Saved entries
---*---

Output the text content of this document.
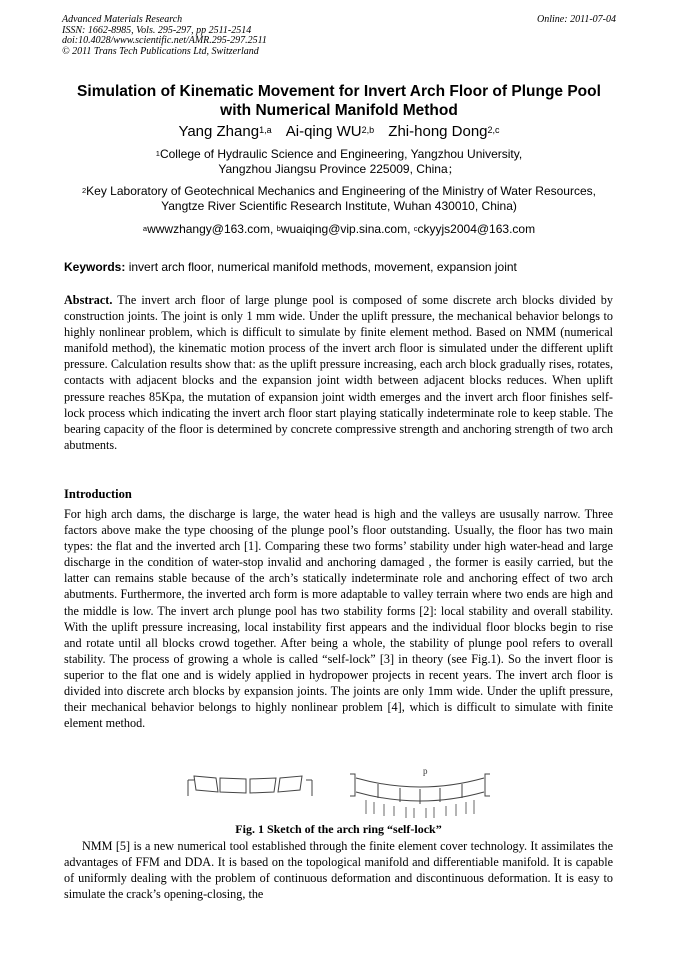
Advanced Materials Research
ISSN: 1662-8985, Vols. 295-297, pp 2511-2514
doi:10.4028/www.scientific.net/AMR.295-297.2511
© 2011 Trans Tech Publications Ltd, Switzerland
Online: 2011-07-04
Simulation of Kinematic Movement for Invert Arch Floor of Plunge Pool
with Numerical Manifold Method
Yang Zhang$^{1,a}$ Ai-qing WU$^{2,b}$ Zhi-hong Dong$^{2,c}$
$^1$College of Hydraulic Science and Engineering, Yangzhou University,
Yangzhou Jiangsu Province 225009, China；
$^2$Key Laboratory of Geotechnical Mechanics and Engineering of the Ministry of Water Resources,
Yangtze River Scientific Research Institute, Wuhan 430010, China)
$^a$wwwzhangy@163.com, $^b$wuaiqing@vip.sina.com, $^c$ckyyjs2004@163.com
Keywords: invert arch floor, numerical manifold methods, movement, expansion joint
Abstract. The invert arch floor of large plunge pool is composed of some discrete arch blocks divided by construction joints. The joint is only 1 mm wide. Under the uplift pressure, the mechanical behavior belongs to highly nonlinear problem, which is difficult to simulate by finite element method. Based on NMM (numerical manifold method), the kinematic motion process of the invert arch floor is simulated under the different uplift pressure. Calculation results show that: as the uplift pressure increasing, each arch block gradually rises, rotates, contacts with adjacent blocks and the expansion joint width between adjacent blocks reduces. When uplift pressure reaches 85Kpa, the mutation of expansion joint width emerges and the invert arch floor finishes self-lock process which indicating the invert arch floor start playing statically indeterminate role to keep stable. The bearing capacity of the floor is determined by concrete compressive strength and anchoring strength of two arch abutments.
Introduction
For high arch dams, the discharge is large, the water head is high and the valleys are ususally narrow. Three factors above make the type choosing of the plunge pool’s floor outstanding. Usually, the floor has two main types: the flat and the inverted arch [1]. Comparing these two forms’ stability under high water-head and large discharge in the condition of water-stop invalid and anchoring damaged , the former is easily carried, but the latter can remains stable because of the arch’s statically indeterminate role and anchoring effect of two arch abutments. Furthermore, the inverted arch form is more adaptable to valley terrain where two ends are high and the middle is low. The invert arch plunge pool has two stability forms [2]: local stability and overall stability. With the uplift pressure increasing, local instability first appears and the individual floor blocks begin to rise and rotate until all blocks crowd together. After being a whole, the stability of plunge pool refers to overall stability. The process of growing a whole is called “self-lock” [3] in theory (see Fig.1). So the invert floor is superior to the flat one and is widely applied in hydropower projects in recent years. The invert arch floor is divided into discrete arch blocks by expansion joints. The joints are only 1mm wide. Under the uplift pressure, their mechanical behavior belongs to highly nonlinear problem [4], which is difficult to simulate with finite element method.
p
Fig. 1 Sketch of the arch ring “self-lock”
NMM [5] is a new numerical tool established through the finite element cover technology. It assimilates the advantages of FFM and DDA. It is based on the topological manifold and differentiable manifold. It is capable of uniformly dealing with the problem of continuous deformation and discontinuous deformation. It is easy to simulate the crack’s opening-closing, the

---*---

▶ [Direction] In the entries above, identify every line with the word "Yangzhou". Copy those lines.

▶ [Completed task]
$^1$College of Hydraulic Science and Engineering, Yangzhou University,
Yangzhou Jiangsu Province 225009, China；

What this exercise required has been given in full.